(What is needed): Your task is to gather the lines below that hold the string "JSON".

## START

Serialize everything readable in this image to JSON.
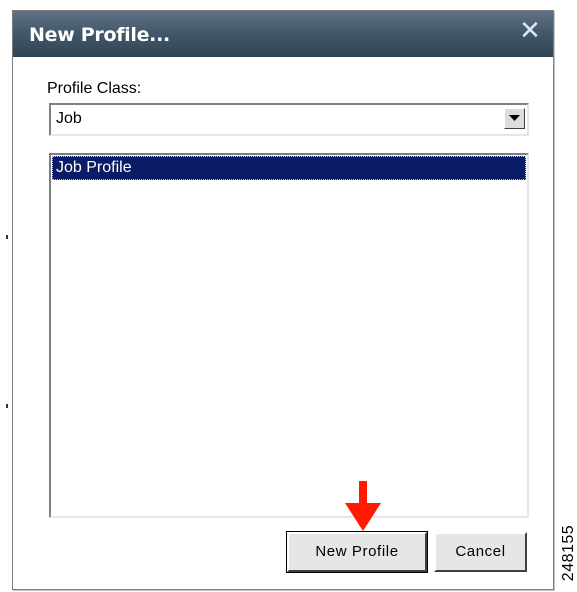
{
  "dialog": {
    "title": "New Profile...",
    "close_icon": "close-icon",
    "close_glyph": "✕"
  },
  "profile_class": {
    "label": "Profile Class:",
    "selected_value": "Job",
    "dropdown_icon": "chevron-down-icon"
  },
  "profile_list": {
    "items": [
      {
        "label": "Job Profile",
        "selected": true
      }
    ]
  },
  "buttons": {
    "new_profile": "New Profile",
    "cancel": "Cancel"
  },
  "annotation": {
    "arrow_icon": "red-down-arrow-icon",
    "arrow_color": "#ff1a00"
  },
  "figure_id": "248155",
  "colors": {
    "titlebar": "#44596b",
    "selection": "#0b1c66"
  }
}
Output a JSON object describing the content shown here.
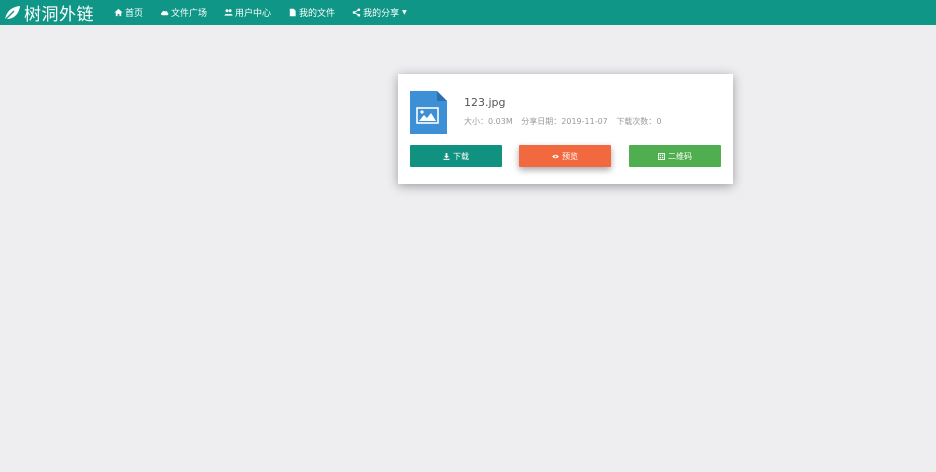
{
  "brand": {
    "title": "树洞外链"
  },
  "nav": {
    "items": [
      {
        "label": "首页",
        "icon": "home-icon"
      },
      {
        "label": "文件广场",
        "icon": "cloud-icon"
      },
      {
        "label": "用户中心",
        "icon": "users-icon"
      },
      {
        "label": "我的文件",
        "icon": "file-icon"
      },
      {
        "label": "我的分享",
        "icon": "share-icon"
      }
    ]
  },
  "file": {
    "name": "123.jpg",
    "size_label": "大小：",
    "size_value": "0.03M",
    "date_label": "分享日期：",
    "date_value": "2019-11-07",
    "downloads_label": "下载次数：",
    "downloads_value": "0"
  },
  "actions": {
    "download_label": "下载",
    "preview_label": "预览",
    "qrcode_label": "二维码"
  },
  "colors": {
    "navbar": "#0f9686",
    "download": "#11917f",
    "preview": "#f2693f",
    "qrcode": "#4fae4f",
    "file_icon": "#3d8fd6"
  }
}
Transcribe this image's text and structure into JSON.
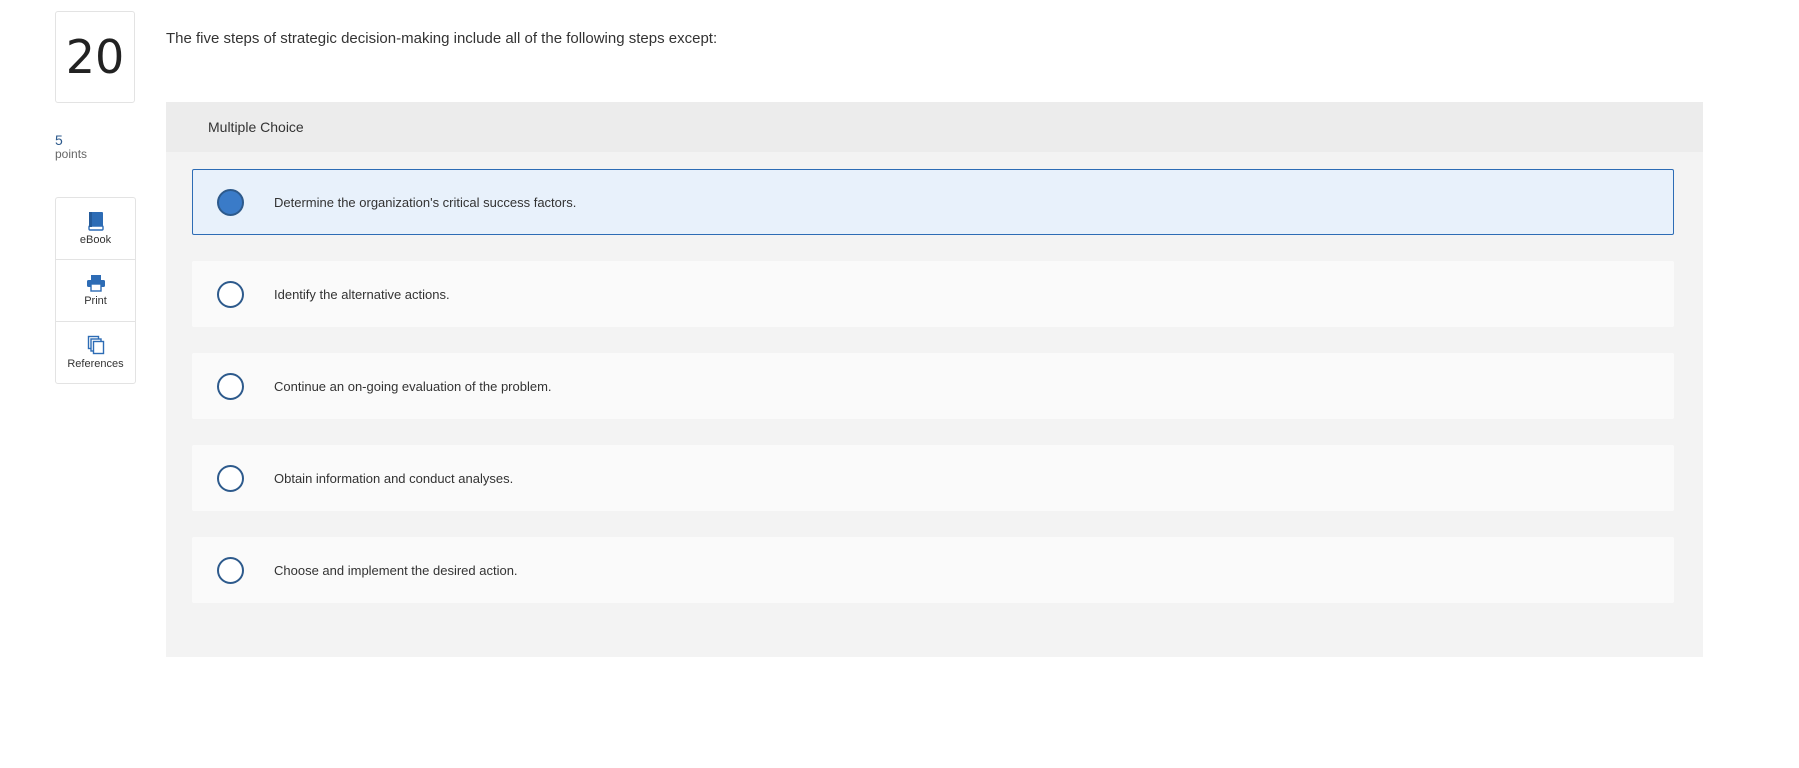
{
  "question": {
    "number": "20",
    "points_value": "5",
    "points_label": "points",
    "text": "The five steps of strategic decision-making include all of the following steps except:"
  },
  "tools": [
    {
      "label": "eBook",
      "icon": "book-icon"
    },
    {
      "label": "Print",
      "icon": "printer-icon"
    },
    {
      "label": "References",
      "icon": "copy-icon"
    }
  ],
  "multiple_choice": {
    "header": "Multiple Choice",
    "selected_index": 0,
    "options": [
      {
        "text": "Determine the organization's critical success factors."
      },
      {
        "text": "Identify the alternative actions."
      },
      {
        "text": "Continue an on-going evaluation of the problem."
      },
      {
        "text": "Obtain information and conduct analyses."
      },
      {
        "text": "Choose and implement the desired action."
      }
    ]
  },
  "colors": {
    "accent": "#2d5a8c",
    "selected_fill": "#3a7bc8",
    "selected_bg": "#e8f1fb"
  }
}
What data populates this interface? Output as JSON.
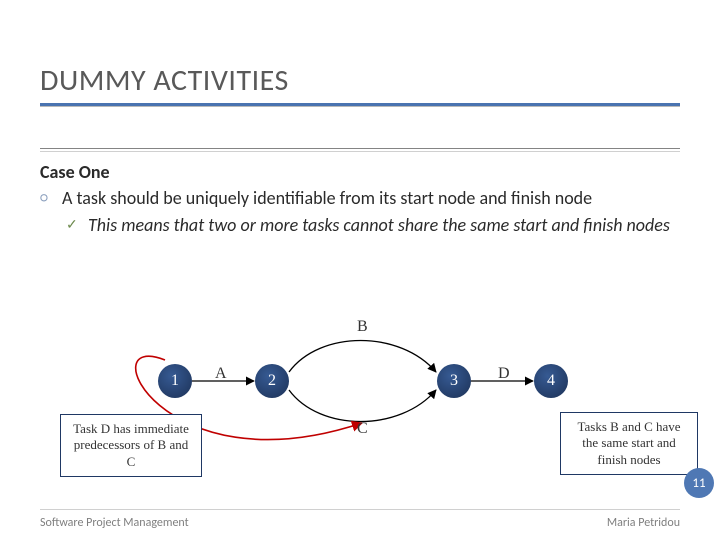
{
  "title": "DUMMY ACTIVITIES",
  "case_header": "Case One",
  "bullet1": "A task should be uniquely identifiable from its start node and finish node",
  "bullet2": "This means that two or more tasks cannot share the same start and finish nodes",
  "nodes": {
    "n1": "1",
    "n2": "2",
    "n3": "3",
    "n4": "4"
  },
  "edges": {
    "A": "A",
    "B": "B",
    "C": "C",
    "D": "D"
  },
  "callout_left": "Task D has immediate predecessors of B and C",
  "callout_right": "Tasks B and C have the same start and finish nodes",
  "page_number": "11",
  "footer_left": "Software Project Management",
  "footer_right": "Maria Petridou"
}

## END
## START

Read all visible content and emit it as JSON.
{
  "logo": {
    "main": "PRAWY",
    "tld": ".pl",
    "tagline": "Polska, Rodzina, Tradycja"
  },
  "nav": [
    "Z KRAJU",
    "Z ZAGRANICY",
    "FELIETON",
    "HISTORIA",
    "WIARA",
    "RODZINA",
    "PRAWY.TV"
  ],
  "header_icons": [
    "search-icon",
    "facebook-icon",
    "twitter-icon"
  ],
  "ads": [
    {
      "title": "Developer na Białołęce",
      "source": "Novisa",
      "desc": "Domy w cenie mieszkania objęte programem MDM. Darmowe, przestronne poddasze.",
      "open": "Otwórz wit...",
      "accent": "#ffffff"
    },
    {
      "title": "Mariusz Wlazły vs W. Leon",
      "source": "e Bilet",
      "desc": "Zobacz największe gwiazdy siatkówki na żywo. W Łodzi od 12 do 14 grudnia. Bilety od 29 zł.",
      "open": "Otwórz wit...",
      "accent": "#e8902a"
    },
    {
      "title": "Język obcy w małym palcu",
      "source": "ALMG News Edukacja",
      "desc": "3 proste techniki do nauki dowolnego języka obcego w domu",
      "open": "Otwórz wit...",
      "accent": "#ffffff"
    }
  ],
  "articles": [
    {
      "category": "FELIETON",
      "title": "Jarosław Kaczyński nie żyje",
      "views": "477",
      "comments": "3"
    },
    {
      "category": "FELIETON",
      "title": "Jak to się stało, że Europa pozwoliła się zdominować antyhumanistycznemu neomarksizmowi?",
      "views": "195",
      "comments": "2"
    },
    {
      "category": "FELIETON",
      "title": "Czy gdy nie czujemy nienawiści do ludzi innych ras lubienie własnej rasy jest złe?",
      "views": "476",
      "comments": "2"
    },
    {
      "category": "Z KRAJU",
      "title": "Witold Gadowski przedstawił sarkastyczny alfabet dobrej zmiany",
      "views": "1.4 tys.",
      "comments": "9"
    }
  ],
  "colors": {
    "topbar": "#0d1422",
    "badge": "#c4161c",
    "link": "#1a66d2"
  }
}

## END
## START

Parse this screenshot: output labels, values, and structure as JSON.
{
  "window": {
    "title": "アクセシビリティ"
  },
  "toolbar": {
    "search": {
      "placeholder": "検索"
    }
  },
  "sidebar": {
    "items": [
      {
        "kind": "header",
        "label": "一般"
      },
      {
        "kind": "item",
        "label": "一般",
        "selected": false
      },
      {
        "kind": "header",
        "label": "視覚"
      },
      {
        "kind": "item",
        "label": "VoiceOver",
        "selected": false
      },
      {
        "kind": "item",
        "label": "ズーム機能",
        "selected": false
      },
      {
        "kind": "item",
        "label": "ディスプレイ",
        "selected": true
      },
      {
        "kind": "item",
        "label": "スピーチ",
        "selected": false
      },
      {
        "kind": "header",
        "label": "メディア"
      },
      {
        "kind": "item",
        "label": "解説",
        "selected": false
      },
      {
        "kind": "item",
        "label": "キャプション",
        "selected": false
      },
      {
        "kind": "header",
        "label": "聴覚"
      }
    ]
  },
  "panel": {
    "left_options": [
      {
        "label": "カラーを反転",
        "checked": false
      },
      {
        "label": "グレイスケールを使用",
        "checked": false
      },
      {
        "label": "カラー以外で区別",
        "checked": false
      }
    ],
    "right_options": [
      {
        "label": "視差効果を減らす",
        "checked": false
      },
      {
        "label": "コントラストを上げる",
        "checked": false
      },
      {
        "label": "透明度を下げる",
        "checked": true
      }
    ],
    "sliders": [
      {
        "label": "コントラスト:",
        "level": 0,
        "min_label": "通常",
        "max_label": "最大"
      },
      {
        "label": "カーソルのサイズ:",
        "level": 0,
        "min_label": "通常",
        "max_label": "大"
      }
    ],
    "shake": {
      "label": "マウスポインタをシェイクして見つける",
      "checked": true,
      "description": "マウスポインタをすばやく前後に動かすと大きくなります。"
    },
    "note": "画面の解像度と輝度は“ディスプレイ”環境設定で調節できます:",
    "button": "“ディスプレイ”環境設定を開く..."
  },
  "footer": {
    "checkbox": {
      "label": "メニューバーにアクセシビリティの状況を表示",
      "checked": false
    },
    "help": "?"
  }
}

## END

(The completed task):
Serialize everything readable in this image to JSON.
Output a JSON object describing the content shown here.
Transcribe this image's text and structure into JSON.
What data populates this interface? Output as JSON.
Read all visible content and emit it as JSON.
Parse this screenshot: output labels, values, and structure as JSON.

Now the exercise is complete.